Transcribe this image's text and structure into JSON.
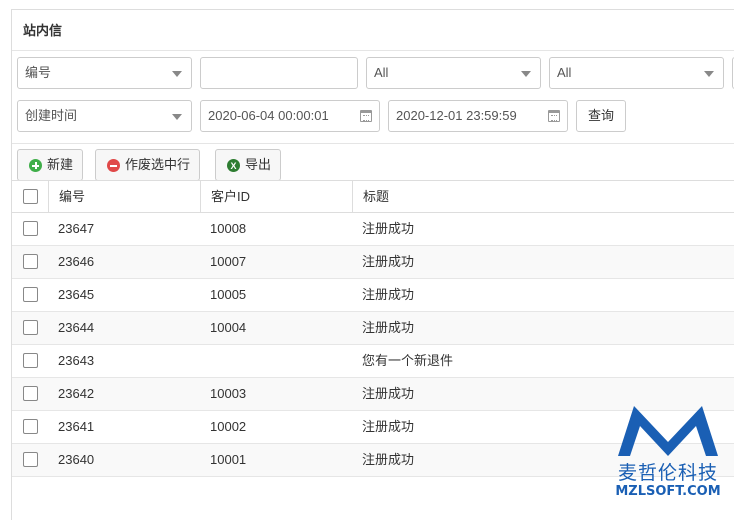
{
  "panel": {
    "title": "站内信"
  },
  "filters": {
    "row1": {
      "field_select": "编号",
      "text_value": "",
      "status_select_1": "All",
      "status_select_2": "All"
    },
    "row2": {
      "date_field_select": "创建时间",
      "date_from": "2020-06-04 00:00:01",
      "date_to": "2020-12-01 23:59:59",
      "search_label": "查询"
    }
  },
  "toolbar": {
    "new_label": "新建",
    "void_label": "作废选中行",
    "export_label": "导出"
  },
  "grid": {
    "columns": [
      "编号",
      "客户ID",
      "标题"
    ],
    "rows": [
      {
        "id": "23647",
        "customer_id": "10008",
        "title": "注册成功"
      },
      {
        "id": "23646",
        "customer_id": "10007",
        "title": "注册成功"
      },
      {
        "id": "23645",
        "customer_id": "10005",
        "title": "注册成功"
      },
      {
        "id": "23644",
        "customer_id": "10004",
        "title": "注册成功"
      },
      {
        "id": "23643",
        "customer_id": "",
        "title": "您有一个新退件"
      },
      {
        "id": "23642",
        "customer_id": "10003",
        "title": "注册成功"
      },
      {
        "id": "23641",
        "customer_id": "10002",
        "title": "注册成功"
      },
      {
        "id": "23640",
        "customer_id": "10001",
        "title": "注册成功"
      }
    ]
  },
  "watermark": {
    "brand": "麦哲伦科技",
    "url": "MZLSOFT.COM",
    "color": "#1a5fb4"
  }
}
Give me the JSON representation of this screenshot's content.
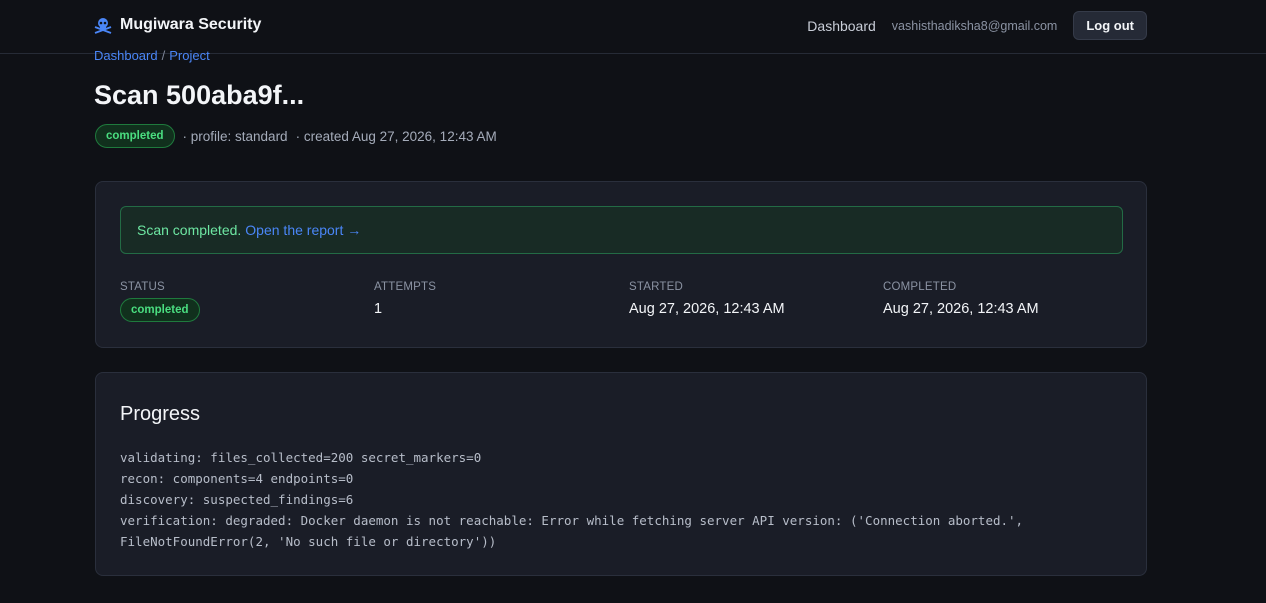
{
  "header": {
    "brand": "Mugiwara Security",
    "brand_icon": "skull-crossbones-icon",
    "nav_dashboard": "Dashboard",
    "user_email": "vashisthadiksha8@gmail.com",
    "logout_label": "Log out"
  },
  "breadcrumb": {
    "dashboard": "Dashboard",
    "separator": "/",
    "project": "Project"
  },
  "page": {
    "title": "Scan 500aba9f...",
    "status_badge": "completed",
    "profile": "· profile: standard",
    "created": "· created Aug 27, 2026, 12:43 AM"
  },
  "alert": {
    "message": "Scan completed.",
    "link": "Open the report →"
  },
  "stats": [
    {
      "label": "STATUS",
      "value": "completed"
    },
    {
      "label": "ATTEMPTS",
      "value": "1"
    },
    {
      "label": "STARTED",
      "value": "Aug 27, 2026, 12:43 AM"
    },
    {
      "label": "COMPLETED",
      "value": "Aug 27, 2026, 12:43 AM"
    }
  ],
  "progress": {
    "title": "Progress",
    "lines": [
      "validating: files_collected=200 secret_markers=0",
      "recon: components=4 endpoints=0",
      "discovery: suspected_findings=6",
      "verification: degraded: Docker daemon is not reachable: Error while fetching server API version: ('Connection aborted.',",
      "FileNotFoundError(2, 'No such file or directory'))"
    ]
  },
  "colors": {
    "background": "#0f1116",
    "card": "#1a1d27",
    "success": "#4ade80",
    "link": "#4a86f7",
    "brand_icon": "#4a86f7"
  }
}
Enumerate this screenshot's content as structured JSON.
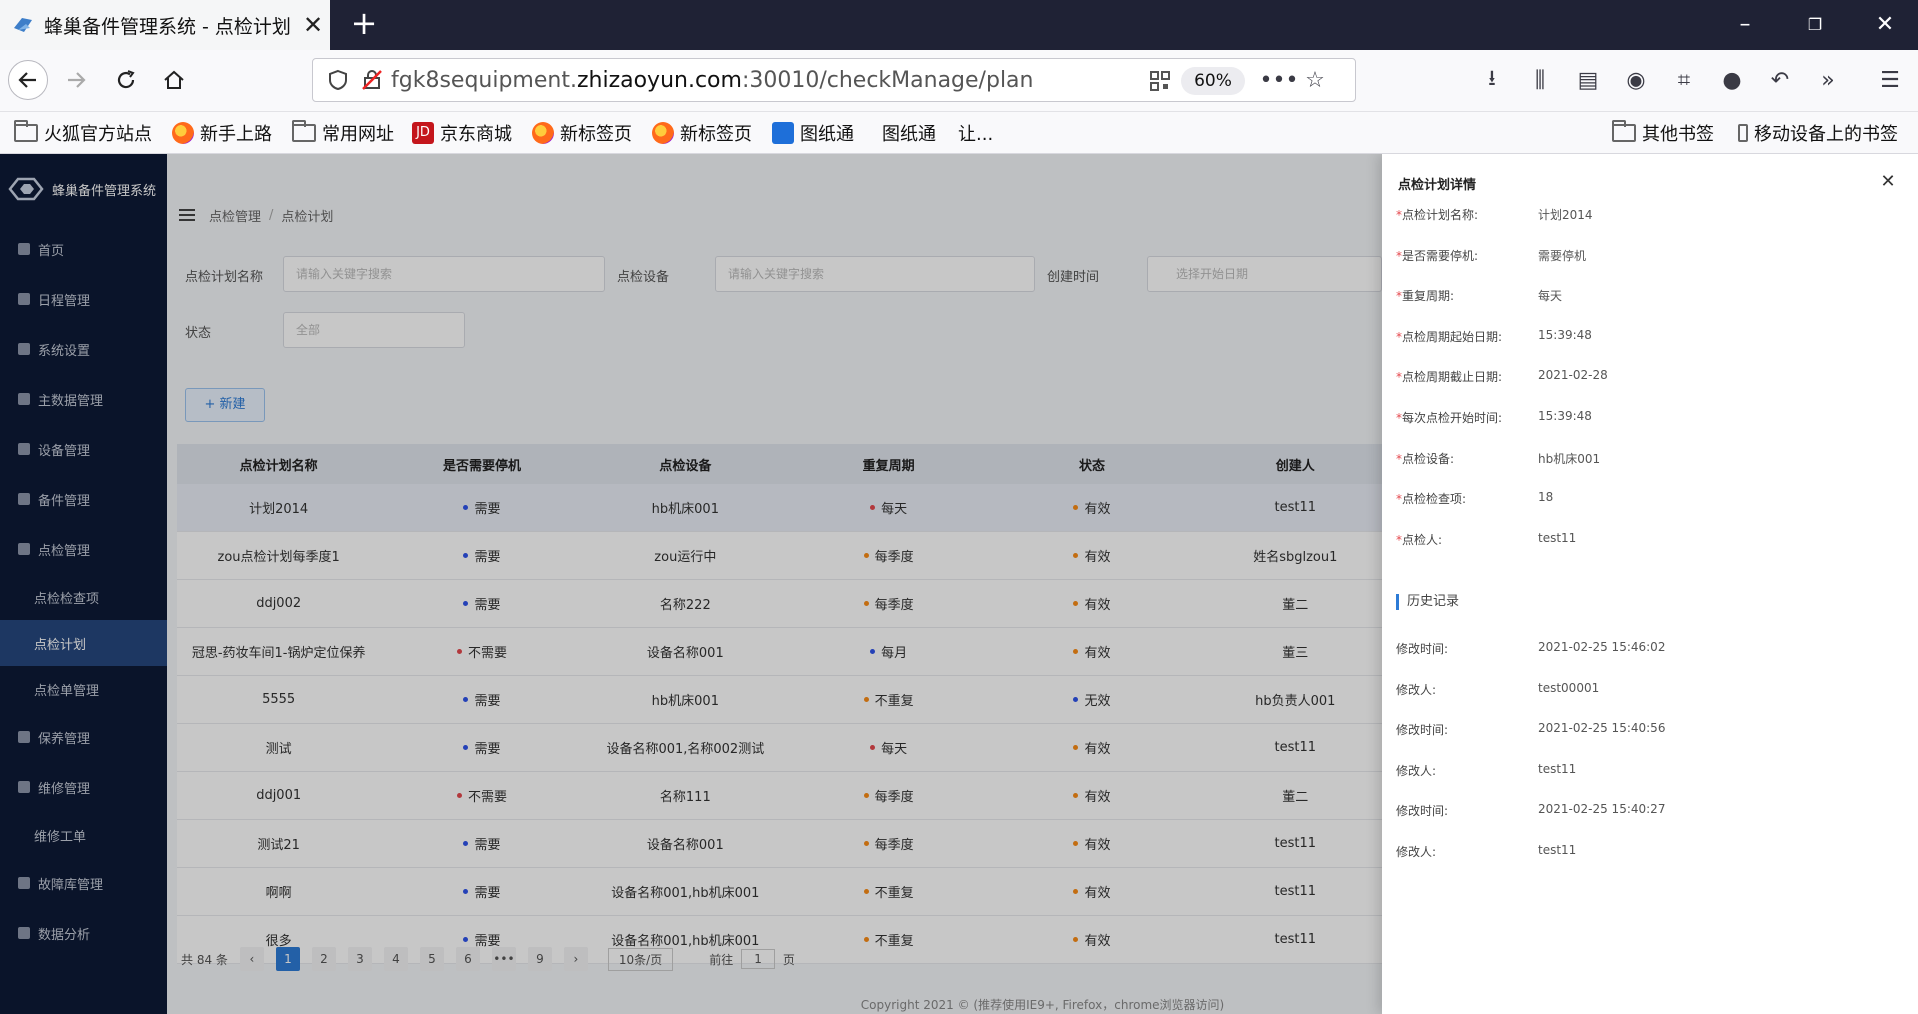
{
  "browser": {
    "tab_title": "蜂巢备件管理系统 - 点检计划",
    "url_prefix": "fgk8sequipment.",
    "url_domain": "zhizaoyun.com",
    "url_suffix": ":30010/checkManage/plan",
    "zoom": "60%",
    "bookmarks": [
      "火狐官方站点",
      "新手上路",
      "常用网址",
      "京东商城",
      "新标签页",
      "新标签页",
      "图纸通",
      "图纸通",
      "让...",
      "其他书签",
      "移动设备上的书签"
    ]
  },
  "app": {
    "name": "蜂巢备件管理系统",
    "menu": {
      "home": "首页",
      "schedule": "日程管理",
      "system": "系统设置",
      "master": "主数据管理",
      "device": "设备管理",
      "spare": "备件管理",
      "check": "点检管理",
      "check_items": "点检检查项",
      "check_plan": "点检计划",
      "check_orders": "点检单管理",
      "maintain": "保养管理",
      "repair": "维修管理",
      "repair_orders": "维修工单",
      "fault": "故障库管理",
      "analysis": "数据分析"
    },
    "breadcrumb": {
      "parent": "点检管理",
      "sep": "/",
      "current": "点检计划"
    },
    "filters": {
      "plan_name_label": "点检计划名称",
      "plan_name_placeholder": "请输入关键字搜索",
      "device_label": "点检设备",
      "device_placeholder": "请输入关键字搜索",
      "created_label": "创建时间",
      "created_placeholder": "选择开始日期",
      "status_label": "状态",
      "status_value": "全部"
    },
    "new_button": "+ 新建",
    "table": {
      "headers": [
        "点检计划名称",
        "是否需要停机",
        "点检设备",
        "重复周期",
        "状态",
        "创建人"
      ],
      "rows": [
        [
          "计划2014",
          "需要",
          "hb机床001",
          "每天",
          "有效",
          "test11"
        ],
        [
          "zou点检计划每季度1",
          "需要",
          "zou运行中",
          "每季度",
          "有效",
          "姓名sbglzou1"
        ],
        [
          "ddj002",
          "需要",
          "名称222",
          "每季度",
          "有效",
          "董二"
        ],
        [
          "冠思-药妆车间1-锅炉定位保养",
          "不需要",
          "设备名称001",
          "每月",
          "有效",
          "董三"
        ],
        [
          "5555",
          "需要",
          "hb机床001",
          "不重复",
          "无效",
          "hb负责人001"
        ],
        [
          "测试",
          "需要",
          "设备名称001,名称002测试",
          "每天",
          "有效",
          "test11"
        ],
        [
          "ddj001",
          "不需要",
          "名称111",
          "每季度",
          "有效",
          "董二"
        ],
        [
          "测试21",
          "需要",
          "设备名称001",
          "每季度",
          "有效",
          "test11"
        ],
        [
          "啊啊",
          "需要",
          "设备名称001,hb机床001",
          "不重复",
          "有效",
          "test11"
        ],
        [
          "很多",
          "需要",
          "设备名称001,hb机床001",
          "不重复",
          "有效",
          "test11"
        ]
      ]
    },
    "pager": {
      "total": "共 84 条",
      "pages": [
        "1",
        "2",
        "3",
        "4",
        "5",
        "6",
        "•••",
        "9"
      ],
      "size": "10条/页",
      "goto_prefix": "前往",
      "goto_value": "1",
      "goto_suffix": "页"
    },
    "copyright": "Copyright 2021 © (推荐使用IE9+, Firefox，chrome浏览器访问)"
  },
  "drawer": {
    "title": "点检计划详情",
    "fields": [
      {
        "label": "点检计划名称:",
        "value": "计划2014"
      },
      {
        "label": "是否需要停机:",
        "value": "需要停机"
      },
      {
        "label": "重复周期:",
        "value": "每天"
      },
      {
        "label": "点检周期起始日期:",
        "value": "15:39:48"
      },
      {
        "label": "点检周期截止日期:",
        "value": "2021-02-28"
      },
      {
        "label": "每次点检开始时间:",
        "value": "15:39:48"
      },
      {
        "label": "点检设备:",
        "value": "hb机床001"
      },
      {
        "label": "点检检查项:",
        "value": "18"
      },
      {
        "label": "点检人:",
        "value": "test11"
      }
    ],
    "history_title": "历史记录",
    "history": [
      {
        "label": "修改时间:",
        "value": "2021-02-25 15:46:02"
      },
      {
        "label": "修改人:",
        "value": "test00001"
      },
      {
        "label": "修改时间:",
        "value": "2021-02-25 15:40:56"
      },
      {
        "label": "修改人:",
        "value": "test11"
      },
      {
        "label": "修改时间:",
        "value": "2021-02-25 15:40:27"
      },
      {
        "label": "修改人:",
        "value": "test11"
      }
    ]
  },
  "colors": {
    "dot_blue": "#2f54eb",
    "dot_red": "#e5484d",
    "dot_orange": "#fa8c16",
    "accent": "#2d7bd6"
  }
}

+ + + +

| The problem |
Print all of the entries word for word. Skip any images they contain.

| Exercise answer |
Transcribe this image's text and structure into JSON.
{
  "panel": {
    "title": "站内信"
  },
  "filters": {
    "row1": {
      "field_select": "编号",
      "text_value": "",
      "status_select_1": "All",
      "status_select_2": "All"
    },
    "row2": {
      "date_field_select": "创建时间",
      "date_from": "2020-06-04 00:00:01",
      "date_to": "2020-12-01 23:59:59",
      "search_label": "查询"
    }
  },
  "toolbar": {
    "new_label": "新建",
    "void_label": "作废选中行",
    "export_label": "导出"
  },
  "grid": {
    "columns": [
      "编号",
      "客户ID",
      "标题"
    ],
    "rows": [
      {
        "id": "23647",
        "customer_id": "10008",
        "title": "注册成功"
      },
      {
        "id": "23646",
        "customer_id": "10007",
        "title": "注册成功"
      },
      {
        "id": "23645",
        "customer_id": "10005",
        "title": "注册成功"
      },
      {
        "id": "23644",
        "customer_id": "10004",
        "title": "注册成功"
      },
      {
        "id": "23643",
        "customer_id": "",
        "title": "您有一个新退件"
      },
      {
        "id": "23642",
        "customer_id": "10003",
        "title": "注册成功"
      },
      {
        "id": "23641",
        "customer_id": "10002",
        "title": "注册成功"
      },
      {
        "id": "23640",
        "customer_id": "10001",
        "title": "注册成功"
      }
    ]
  },
  "watermark": {
    "brand": "麦哲伦科技",
    "url": "MZLSOFT.COM",
    "color": "#1a5fb4"
  }
}
Give me the JSON representation of this screenshot's content.
{
  "header": {
    "brand": "Mugiwara Security",
    "brand_icon": "skull-crossbones-icon",
    "nav_dashboard": "Dashboard",
    "user_email": "vashisthadiksha8@gmail.com",
    "logout_label": "Log out"
  },
  "breadcrumb": {
    "dashboard": "Dashboard",
    "separator": "/",
    "project": "Project"
  },
  "page": {
    "title": "Scan 500aba9f...",
    "status_badge": "completed",
    "profile": "· profile: standard",
    "created": "· created Aug 27, 2026, 12:43 AM"
  },
  "alert": {
    "message": "Scan completed.",
    "link": "Open the report →"
  },
  "stats": [
    {
      "label": "STATUS",
      "value": "completed"
    },
    {
      "label": "ATTEMPTS",
      "value": "1"
    },
    {
      "label": "STARTED",
      "value": "Aug 27, 2026, 12:43 AM"
    },
    {
      "label": "COMPLETED",
      "value": "Aug 27, 2026, 12:43 AM"
    }
  ],
  "progress": {
    "title": "Progress",
    "lines": [
      "validating: files_collected=200 secret_markers=0",
      "recon: components=4 endpoints=0",
      "discovery: suspected_findings=6",
      "verification: degraded: Docker daemon is not reachable: Error while fetching server API version: ('Connection aborted.',",
      "FileNotFoundError(2, 'No such file or directory'))"
    ]
  },
  "colors": {
    "background": "#0f1116",
    "card": "#1a1d27",
    "success": "#4ade80",
    "link": "#4a86f7",
    "brand_icon": "#4a86f7"
  }
}
Enumerate this screenshot's content as structured JSON.
{
  "browser": {
    "tab_title": "蜂巢备件管理系统 - 点检计划",
    "url_prefix": "fgk8sequipment.",
    "url_domain": "zhizaoyun.com",
    "url_suffix": ":30010/checkManage/plan",
    "zoom": "60%",
    "bookmarks": [
      "火狐官方站点",
      "新手上路",
      "常用网址",
      "京东商城",
      "新标签页",
      "新标签页",
      "图纸通",
      "图纸通",
      "让...",
      "其他书签",
      "移动设备上的书签"
    ]
  },
  "app": {
    "name": "蜂巢备件管理系统",
    "menu": {
      "home": "首页",
      "schedule": "日程管理",
      "system": "系统设置",
      "master": "主数据管理",
      "device": "设备管理",
      "spare": "备件管理",
      "check": "点检管理",
      "check_items": "点检检查项",
      "check_plan": "点检计划",
      "check_orders": "点检单管理",
      "maintain": "保养管理",
      "repair": "维修管理",
      "repair_orders": "维修工单",
      "fault": "故障库管理",
      "analysis": "数据分析"
    },
    "breadcrumb": {
      "parent": "点检管理",
      "sep": "/",
      "current": "点检计划"
    },
    "filters": {
      "plan_name_label": "点检计划名称",
      "plan_name_placeholder": "请输入关键字搜索",
      "device_label": "点检设备",
      "device_placeholder": "请输入关键字搜索",
      "created_label": "创建时间",
      "created_placeholder": "选择开始日期",
      "status_label": "状态",
      "status_value": "全部"
    },
    "new_button": "+ 新建",
    "table": {
      "headers": [
        "点检计划名称",
        "是否需要停机",
        "点检设备",
        "重复周期",
        "状态",
        "创建人"
      ],
      "rows": [
        [
          "计划2014",
          "需要",
          "hb机床001",
          "每天",
          "有效",
          "test11"
        ],
        [
          "zou点检计划每季度1",
          "需要",
          "zou运行中",
          "每季度",
          "有效",
          "姓名sbglzou1"
        ],
        [
          "ddj002",
          "需要",
          "名称222",
          "每季度",
          "有效",
          "董二"
        ],
        [
          "冠思-药妆车间1-锅炉定位保养",
          "不需要",
          "设备名称001",
          "每月",
          "有效",
          "董三"
        ],
        [
          "5555",
          "需要",
          "hb机床001",
          "不重复",
          "无效",
          "hb负责人001"
        ],
        [
          "测试",
          "需要",
          "设备名称001,名称002测试",
          "每天",
          "有效",
          "test11"
        ],
        [
          "ddj001",
          "不需要",
          "名称111",
          "每季度",
          "有效",
          "董二"
        ],
        [
          "测试21",
          "需要",
          "设备名称001",
          "每季度",
          "有效",
          "test11"
        ],
        [
          "啊啊",
          "需要",
          "设备名称001,hb机床001",
          "不重复",
          "有效",
          "test11"
        ],
        [
          "很多",
          "需要",
          "设备名称001,hb机床001",
          "不重复",
          "有效",
          "test11"
        ]
      ]
    },
    "pager": {
      "total": "共 84 条",
      "pages": [
        "1",
        "2",
        "3",
        "4",
        "5",
        "6",
        "•••",
        "9"
      ],
      "size": "10条/页",
      "goto_prefix": "前往",
      "goto_value": "1",
      "goto_suffix": "页"
    },
    "copyright": "Copyright 2021 © (推荐使用IE9+, Firefox，chrome浏览器访问)"
  },
  "drawer": {
    "title": "点检计划详情",
    "fields": [
      {
        "label": "点检计划名称:",
        "value": "计划2014"
      },
      {
        "label": "是否需要停机:",
        "value": "需要停机"
      },
      {
        "label": "重复周期:",
        "value": "每天"
      },
      {
        "label": "点检周期起始日期:",
        "value": "15:39:48"
      },
      {
        "label": "点检周期截止日期:",
        "value": "2021-02-28"
      },
      {
        "label": "每次点检开始时间:",
        "value": "15:39:48"
      },
      {
        "label": "点检设备:",
        "value": "hb机床001"
      },
      {
        "label": "点检检查项:",
        "value": "18"
      },
      {
        "label": "点检人:",
        "value": "test11"
      }
    ],
    "history_title": "历史记录",
    "history": [
      {
        "label": "修改时间:",
        "value": "2021-02-25 15:46:02"
      },
      {
        "label": "修改人:",
        "value": "test00001"
      },
      {
        "label": "修改时间:",
        "value": "2021-02-25 15:40:56"
      },
      {
        "label": "修改人:",
        "value": "test11"
      },
      {
        "label": "修改时间:",
        "value": "2021-02-25 15:40:27"
      },
      {
        "label": "修改人:",
        "value": "test11"
      }
    ]
  },
  "colors": {
    "dot_blue": "#2f54eb",
    "dot_red": "#e5484d",
    "dot_orange": "#fa8c16",
    "accent": "#2d7bd6"
  }
}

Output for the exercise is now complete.